EXERCISE REQUIREMENTS >>
Pick out the lines containing "Brussells".
=====
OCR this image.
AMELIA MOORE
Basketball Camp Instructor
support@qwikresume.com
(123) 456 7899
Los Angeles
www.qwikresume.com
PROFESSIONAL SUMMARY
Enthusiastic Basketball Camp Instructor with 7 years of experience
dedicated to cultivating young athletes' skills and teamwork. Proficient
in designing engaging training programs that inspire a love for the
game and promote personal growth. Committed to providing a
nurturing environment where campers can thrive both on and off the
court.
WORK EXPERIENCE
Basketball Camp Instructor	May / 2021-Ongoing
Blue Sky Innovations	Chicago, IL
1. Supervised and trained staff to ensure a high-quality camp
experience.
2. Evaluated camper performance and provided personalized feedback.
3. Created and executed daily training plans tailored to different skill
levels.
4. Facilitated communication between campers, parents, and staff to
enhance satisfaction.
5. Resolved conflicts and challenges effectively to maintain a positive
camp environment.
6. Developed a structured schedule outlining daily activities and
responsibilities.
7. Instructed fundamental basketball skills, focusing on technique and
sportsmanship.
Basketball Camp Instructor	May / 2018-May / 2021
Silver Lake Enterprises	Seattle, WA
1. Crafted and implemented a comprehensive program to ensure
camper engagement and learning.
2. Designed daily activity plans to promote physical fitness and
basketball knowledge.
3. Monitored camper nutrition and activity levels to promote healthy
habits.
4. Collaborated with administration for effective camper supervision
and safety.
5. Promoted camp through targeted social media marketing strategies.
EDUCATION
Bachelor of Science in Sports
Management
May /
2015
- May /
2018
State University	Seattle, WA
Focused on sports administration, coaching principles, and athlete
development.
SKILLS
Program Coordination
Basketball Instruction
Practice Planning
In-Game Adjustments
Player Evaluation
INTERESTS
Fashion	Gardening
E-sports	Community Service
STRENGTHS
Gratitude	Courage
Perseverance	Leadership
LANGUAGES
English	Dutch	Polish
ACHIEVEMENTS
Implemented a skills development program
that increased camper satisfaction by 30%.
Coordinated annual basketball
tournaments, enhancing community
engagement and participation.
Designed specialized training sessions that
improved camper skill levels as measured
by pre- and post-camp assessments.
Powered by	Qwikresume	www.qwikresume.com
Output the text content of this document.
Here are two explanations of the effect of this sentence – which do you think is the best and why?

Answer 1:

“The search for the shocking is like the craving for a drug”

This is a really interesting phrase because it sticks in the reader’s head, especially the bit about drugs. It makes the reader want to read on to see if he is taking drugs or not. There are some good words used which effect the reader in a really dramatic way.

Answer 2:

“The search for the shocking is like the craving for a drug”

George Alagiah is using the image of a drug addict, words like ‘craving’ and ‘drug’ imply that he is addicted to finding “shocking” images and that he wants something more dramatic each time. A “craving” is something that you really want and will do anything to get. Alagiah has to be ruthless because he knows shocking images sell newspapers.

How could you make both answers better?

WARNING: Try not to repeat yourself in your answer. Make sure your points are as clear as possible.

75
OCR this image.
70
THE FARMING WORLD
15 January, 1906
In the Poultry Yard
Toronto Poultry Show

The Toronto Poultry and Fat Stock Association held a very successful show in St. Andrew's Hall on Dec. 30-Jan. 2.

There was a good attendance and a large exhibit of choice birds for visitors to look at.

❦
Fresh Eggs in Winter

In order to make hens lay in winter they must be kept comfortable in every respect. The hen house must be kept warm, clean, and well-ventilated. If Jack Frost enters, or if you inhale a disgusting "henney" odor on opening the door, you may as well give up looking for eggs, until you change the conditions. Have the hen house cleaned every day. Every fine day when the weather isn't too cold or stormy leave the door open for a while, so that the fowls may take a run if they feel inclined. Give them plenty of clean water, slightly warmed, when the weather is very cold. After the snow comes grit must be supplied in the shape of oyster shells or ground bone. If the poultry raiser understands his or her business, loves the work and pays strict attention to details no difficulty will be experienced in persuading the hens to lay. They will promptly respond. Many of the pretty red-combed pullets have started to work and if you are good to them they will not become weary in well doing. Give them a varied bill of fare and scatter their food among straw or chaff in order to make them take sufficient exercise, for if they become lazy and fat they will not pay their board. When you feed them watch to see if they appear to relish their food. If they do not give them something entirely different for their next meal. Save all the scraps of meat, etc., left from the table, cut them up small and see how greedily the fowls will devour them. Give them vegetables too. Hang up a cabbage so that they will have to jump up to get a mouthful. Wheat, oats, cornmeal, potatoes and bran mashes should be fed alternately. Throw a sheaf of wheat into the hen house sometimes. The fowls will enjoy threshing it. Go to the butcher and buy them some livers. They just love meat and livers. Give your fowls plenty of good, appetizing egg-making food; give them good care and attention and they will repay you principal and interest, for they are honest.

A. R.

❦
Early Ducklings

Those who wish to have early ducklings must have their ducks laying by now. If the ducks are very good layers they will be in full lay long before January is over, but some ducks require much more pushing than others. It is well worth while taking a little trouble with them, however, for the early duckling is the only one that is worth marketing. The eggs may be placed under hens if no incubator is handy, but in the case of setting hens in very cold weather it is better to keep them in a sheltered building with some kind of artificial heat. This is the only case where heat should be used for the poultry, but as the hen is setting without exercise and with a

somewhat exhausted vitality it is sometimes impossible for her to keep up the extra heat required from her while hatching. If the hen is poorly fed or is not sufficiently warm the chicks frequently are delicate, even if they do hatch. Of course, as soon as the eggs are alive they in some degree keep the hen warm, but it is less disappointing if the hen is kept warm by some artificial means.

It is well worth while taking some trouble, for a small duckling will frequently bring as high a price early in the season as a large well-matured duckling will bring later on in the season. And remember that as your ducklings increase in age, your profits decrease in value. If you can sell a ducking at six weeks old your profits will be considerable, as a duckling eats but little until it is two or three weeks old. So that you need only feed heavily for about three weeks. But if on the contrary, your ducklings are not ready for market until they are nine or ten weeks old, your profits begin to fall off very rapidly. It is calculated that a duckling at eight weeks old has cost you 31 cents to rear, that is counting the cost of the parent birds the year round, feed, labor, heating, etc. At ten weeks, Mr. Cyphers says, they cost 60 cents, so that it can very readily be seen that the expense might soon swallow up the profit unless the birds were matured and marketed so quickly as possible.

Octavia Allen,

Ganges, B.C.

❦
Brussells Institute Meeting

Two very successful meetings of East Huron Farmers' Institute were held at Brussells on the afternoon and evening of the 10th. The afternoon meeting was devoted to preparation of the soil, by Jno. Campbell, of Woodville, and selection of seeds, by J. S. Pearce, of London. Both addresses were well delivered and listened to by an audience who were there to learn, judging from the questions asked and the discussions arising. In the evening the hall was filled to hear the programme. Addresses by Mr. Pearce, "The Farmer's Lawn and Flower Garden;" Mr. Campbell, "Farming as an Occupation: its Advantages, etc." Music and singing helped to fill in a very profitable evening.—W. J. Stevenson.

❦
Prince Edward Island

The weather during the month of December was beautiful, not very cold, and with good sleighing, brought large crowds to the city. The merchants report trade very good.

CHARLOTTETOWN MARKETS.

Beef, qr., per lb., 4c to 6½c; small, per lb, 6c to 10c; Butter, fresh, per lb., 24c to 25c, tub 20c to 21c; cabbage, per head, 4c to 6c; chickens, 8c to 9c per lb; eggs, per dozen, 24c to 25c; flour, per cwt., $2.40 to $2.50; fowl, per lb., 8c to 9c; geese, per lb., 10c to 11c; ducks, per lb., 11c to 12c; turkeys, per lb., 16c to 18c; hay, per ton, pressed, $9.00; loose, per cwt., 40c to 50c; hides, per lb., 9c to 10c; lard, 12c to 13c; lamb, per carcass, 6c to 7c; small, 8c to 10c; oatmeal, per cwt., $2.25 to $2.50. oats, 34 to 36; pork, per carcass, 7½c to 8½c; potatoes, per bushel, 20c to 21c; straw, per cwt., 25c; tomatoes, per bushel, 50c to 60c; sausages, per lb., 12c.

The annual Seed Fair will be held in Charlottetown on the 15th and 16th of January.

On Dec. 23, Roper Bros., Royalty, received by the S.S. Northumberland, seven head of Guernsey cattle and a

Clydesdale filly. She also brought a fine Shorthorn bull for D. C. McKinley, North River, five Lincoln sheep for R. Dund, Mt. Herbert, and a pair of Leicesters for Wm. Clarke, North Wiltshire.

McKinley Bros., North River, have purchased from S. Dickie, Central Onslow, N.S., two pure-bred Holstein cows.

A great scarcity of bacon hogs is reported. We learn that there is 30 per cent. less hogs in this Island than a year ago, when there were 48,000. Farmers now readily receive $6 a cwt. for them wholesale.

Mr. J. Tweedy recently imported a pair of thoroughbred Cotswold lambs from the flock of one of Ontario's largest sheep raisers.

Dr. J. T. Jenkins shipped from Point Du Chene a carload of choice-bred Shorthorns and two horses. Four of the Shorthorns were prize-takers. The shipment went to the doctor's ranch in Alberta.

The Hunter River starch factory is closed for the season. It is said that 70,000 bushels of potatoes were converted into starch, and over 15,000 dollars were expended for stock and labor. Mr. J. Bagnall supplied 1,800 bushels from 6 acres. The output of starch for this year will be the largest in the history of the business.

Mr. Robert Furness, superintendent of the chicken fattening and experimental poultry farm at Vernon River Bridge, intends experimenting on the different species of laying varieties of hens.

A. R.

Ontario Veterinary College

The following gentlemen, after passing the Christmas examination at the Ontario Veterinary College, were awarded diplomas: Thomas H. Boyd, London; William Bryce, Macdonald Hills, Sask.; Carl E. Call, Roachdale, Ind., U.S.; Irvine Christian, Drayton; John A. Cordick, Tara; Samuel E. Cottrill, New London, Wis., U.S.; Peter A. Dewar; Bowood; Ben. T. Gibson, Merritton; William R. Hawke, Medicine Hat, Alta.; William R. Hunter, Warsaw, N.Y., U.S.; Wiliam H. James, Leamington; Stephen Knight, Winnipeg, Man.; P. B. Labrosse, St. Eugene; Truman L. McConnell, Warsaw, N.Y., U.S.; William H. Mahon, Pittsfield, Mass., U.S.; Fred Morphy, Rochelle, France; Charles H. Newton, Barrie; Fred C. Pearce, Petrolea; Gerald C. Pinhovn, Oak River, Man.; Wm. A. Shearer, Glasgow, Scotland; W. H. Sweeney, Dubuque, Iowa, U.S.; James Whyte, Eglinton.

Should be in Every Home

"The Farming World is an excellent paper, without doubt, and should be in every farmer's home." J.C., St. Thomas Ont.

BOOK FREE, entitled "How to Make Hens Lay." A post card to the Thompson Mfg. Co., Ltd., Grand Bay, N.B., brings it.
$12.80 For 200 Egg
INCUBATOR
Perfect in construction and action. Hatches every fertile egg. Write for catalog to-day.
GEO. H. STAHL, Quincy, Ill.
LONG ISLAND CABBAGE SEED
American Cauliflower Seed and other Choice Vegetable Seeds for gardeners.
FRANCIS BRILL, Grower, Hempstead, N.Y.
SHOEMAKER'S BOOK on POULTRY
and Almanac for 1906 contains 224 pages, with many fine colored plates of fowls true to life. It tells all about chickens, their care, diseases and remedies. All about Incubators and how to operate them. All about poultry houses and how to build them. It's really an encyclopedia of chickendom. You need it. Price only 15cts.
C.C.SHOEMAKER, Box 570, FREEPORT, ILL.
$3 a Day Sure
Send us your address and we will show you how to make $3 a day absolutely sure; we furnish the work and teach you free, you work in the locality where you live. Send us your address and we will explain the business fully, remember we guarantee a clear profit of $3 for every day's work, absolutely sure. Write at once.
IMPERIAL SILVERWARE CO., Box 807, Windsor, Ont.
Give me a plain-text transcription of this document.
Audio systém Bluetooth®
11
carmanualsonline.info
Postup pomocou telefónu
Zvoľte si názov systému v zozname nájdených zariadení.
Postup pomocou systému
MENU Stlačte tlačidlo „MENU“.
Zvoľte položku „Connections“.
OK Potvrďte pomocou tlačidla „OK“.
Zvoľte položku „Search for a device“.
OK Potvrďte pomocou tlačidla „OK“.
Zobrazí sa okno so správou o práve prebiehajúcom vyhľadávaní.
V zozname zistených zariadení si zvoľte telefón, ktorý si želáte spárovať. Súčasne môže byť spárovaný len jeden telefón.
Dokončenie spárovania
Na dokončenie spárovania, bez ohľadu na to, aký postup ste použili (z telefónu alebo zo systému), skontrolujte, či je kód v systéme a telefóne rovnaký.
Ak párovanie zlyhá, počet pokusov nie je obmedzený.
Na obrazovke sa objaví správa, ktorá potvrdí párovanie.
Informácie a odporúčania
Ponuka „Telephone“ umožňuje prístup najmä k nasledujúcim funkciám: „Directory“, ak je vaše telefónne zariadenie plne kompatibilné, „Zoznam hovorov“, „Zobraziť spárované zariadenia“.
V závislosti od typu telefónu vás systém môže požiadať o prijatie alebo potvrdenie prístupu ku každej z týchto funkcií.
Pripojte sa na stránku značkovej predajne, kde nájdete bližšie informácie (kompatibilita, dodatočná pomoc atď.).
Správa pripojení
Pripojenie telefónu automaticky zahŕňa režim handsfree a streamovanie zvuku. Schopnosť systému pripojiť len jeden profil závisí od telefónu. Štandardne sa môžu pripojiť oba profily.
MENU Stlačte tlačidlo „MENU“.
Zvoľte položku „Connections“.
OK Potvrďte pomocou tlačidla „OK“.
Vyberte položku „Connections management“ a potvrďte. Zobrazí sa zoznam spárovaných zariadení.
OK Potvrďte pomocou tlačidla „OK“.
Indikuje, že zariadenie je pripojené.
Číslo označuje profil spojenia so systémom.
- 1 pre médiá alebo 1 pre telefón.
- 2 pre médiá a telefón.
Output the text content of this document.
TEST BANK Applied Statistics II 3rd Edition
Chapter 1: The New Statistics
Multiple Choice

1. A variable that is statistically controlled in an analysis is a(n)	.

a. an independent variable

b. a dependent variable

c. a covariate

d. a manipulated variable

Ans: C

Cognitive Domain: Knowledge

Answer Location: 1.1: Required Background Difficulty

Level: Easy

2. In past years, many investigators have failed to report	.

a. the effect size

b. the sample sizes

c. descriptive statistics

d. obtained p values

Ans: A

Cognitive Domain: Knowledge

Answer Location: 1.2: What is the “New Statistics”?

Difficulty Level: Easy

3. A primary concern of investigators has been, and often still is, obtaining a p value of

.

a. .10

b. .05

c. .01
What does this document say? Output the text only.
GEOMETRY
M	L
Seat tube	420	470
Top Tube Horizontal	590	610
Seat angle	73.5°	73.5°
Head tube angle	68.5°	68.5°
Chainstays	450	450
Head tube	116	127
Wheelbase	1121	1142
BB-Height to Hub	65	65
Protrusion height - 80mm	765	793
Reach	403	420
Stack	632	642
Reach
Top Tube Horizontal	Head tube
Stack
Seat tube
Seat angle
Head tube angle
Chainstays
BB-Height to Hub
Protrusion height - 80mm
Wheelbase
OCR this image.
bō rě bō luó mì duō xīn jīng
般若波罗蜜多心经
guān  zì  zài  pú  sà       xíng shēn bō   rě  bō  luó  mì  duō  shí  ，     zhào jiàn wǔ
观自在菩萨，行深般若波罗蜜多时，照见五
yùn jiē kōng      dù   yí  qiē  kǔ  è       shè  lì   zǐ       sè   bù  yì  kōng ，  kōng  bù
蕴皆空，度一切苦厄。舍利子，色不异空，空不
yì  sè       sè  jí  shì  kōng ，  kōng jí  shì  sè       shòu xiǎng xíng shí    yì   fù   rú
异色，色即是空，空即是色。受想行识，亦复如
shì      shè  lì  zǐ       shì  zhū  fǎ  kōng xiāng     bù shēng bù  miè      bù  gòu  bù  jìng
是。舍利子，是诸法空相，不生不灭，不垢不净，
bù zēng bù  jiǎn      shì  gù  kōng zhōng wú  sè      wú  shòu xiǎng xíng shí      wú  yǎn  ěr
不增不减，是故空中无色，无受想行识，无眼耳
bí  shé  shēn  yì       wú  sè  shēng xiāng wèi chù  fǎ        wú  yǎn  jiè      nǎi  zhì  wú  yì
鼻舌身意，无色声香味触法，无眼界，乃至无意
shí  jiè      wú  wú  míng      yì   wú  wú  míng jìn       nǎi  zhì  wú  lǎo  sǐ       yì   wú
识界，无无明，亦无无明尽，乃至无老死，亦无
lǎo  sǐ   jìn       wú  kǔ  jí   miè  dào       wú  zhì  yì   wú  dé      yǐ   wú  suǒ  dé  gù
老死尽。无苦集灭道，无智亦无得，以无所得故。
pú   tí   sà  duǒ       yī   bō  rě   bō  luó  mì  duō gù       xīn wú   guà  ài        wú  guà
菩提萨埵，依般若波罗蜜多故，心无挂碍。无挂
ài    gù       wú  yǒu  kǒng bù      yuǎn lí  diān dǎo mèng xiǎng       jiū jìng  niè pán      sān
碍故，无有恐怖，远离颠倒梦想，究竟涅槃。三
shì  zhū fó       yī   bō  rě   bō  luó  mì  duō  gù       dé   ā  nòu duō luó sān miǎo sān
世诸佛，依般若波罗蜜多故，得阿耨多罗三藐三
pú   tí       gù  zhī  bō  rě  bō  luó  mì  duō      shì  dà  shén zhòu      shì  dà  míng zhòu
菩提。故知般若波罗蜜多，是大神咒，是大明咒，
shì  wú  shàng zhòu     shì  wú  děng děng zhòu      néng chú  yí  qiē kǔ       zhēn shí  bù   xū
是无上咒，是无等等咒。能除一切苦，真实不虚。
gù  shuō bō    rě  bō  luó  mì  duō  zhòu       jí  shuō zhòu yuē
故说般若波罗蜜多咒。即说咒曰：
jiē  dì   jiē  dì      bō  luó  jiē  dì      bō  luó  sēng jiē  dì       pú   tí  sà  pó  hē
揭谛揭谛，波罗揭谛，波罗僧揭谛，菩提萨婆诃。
=====
WRITTEN ANSWER >>
Brussells Institute Meeting
Two very successful meetings of East Huron Farmers' Institute were held at Brussells on the afternoon and evening of the 10th. The afternoon meeting was devoted to preparation of the soil, by Jno. Campbell, of Woodville, and selection of seeds, by J. S. Pearce, of London. Both addresses were well delivered and listened to by an audience who were there to learn, judging from the questions asked and the discussions arising. In the evening the hall was filled to hear the programme. Addresses by Mr. Pearce, "The Farmer's Lawn and Flower Garden;" Mr. Campbell, "Farming as an Occupation: its Advantages, etc." Music and singing helped to fill in a very profitable evening.—W. J. Stevenson.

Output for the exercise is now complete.